→ **Problem**:
In the lines below, find how many contain the word "Rainfall" and report that figure alone.

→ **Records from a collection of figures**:

* * * * *

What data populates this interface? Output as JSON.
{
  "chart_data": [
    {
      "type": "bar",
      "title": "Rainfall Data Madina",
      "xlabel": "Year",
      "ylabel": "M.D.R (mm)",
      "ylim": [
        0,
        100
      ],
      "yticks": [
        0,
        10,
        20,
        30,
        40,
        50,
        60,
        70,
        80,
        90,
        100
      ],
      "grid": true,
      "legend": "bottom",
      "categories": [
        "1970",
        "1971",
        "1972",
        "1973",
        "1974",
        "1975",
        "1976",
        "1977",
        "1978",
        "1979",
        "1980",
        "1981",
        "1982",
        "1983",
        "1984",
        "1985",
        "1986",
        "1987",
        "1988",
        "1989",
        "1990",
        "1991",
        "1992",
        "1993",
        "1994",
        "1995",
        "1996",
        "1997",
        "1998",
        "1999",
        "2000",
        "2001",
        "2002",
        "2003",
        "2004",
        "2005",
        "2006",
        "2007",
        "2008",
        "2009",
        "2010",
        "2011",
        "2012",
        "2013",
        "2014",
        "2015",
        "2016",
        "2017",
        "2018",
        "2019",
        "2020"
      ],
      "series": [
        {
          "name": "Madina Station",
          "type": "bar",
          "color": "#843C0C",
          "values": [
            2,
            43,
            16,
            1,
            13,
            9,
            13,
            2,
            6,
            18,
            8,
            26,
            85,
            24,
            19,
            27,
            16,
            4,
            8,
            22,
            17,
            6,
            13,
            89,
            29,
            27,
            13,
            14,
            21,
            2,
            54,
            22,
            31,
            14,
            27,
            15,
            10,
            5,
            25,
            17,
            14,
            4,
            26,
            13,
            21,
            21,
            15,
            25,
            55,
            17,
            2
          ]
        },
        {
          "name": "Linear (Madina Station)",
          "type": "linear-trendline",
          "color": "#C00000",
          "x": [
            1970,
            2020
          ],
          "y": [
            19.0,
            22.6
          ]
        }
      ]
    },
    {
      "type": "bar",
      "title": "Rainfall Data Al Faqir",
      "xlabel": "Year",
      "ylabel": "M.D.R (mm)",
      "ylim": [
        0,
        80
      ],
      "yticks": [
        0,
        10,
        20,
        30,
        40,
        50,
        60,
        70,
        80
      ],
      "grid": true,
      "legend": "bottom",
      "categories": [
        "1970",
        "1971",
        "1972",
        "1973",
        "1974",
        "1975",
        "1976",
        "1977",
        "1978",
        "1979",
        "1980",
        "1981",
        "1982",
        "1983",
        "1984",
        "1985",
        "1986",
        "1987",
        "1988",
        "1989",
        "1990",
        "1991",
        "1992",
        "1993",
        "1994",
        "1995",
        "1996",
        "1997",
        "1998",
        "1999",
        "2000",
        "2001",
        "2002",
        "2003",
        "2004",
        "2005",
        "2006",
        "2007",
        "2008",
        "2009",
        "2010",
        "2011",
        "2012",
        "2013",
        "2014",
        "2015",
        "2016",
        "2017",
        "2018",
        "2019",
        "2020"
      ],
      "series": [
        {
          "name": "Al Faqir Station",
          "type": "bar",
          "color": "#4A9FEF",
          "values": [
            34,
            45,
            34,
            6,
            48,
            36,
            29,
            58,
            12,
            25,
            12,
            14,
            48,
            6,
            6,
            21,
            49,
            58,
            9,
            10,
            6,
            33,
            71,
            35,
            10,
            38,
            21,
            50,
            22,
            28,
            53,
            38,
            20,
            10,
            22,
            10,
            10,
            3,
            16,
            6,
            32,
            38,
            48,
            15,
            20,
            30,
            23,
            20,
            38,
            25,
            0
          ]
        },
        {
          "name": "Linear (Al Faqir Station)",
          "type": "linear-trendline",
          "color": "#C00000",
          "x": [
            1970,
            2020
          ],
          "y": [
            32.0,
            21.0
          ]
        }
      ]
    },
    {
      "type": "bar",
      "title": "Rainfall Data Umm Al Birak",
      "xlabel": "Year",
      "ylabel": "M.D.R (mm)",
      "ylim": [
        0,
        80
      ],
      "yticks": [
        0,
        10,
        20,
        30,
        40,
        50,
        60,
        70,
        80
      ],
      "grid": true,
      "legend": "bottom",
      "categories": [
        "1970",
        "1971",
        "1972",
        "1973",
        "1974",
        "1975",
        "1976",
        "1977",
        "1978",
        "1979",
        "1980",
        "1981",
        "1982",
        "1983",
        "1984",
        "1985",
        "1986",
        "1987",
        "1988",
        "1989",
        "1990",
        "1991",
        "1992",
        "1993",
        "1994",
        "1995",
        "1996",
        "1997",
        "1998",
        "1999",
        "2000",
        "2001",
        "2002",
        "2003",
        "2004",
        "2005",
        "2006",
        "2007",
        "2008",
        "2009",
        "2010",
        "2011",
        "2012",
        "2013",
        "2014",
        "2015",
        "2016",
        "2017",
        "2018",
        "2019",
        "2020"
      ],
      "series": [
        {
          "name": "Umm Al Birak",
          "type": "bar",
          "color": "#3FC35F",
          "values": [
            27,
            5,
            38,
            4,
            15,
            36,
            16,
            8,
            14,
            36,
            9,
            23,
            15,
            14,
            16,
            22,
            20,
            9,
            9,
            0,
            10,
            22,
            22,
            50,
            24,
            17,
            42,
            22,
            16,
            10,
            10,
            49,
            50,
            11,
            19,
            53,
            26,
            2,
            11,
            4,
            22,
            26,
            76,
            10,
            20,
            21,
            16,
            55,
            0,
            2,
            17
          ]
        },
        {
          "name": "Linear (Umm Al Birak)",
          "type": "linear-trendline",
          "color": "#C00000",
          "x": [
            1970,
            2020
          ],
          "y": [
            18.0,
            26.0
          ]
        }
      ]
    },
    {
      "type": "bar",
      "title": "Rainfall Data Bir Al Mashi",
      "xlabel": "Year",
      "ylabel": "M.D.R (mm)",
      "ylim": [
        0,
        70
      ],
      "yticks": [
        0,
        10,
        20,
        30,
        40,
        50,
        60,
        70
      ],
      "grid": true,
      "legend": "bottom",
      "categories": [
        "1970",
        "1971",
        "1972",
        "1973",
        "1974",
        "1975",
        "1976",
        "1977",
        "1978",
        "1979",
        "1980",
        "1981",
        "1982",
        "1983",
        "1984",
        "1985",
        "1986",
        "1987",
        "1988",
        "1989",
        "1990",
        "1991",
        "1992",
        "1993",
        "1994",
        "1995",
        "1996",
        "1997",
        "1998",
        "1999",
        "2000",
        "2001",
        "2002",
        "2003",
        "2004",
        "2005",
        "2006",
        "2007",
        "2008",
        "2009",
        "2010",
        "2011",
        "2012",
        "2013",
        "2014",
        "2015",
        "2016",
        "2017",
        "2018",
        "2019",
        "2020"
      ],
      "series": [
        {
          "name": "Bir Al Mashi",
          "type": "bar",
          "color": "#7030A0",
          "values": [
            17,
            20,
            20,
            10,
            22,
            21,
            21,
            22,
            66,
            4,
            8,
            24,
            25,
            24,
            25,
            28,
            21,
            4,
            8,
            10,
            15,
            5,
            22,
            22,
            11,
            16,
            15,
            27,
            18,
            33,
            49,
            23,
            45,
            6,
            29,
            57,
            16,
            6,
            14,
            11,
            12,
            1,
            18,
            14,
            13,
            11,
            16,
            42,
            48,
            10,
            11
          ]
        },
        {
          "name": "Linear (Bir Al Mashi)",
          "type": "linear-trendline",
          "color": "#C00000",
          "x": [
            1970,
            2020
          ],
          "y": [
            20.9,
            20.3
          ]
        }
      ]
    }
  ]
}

* * * * *

→ **Result below**:
4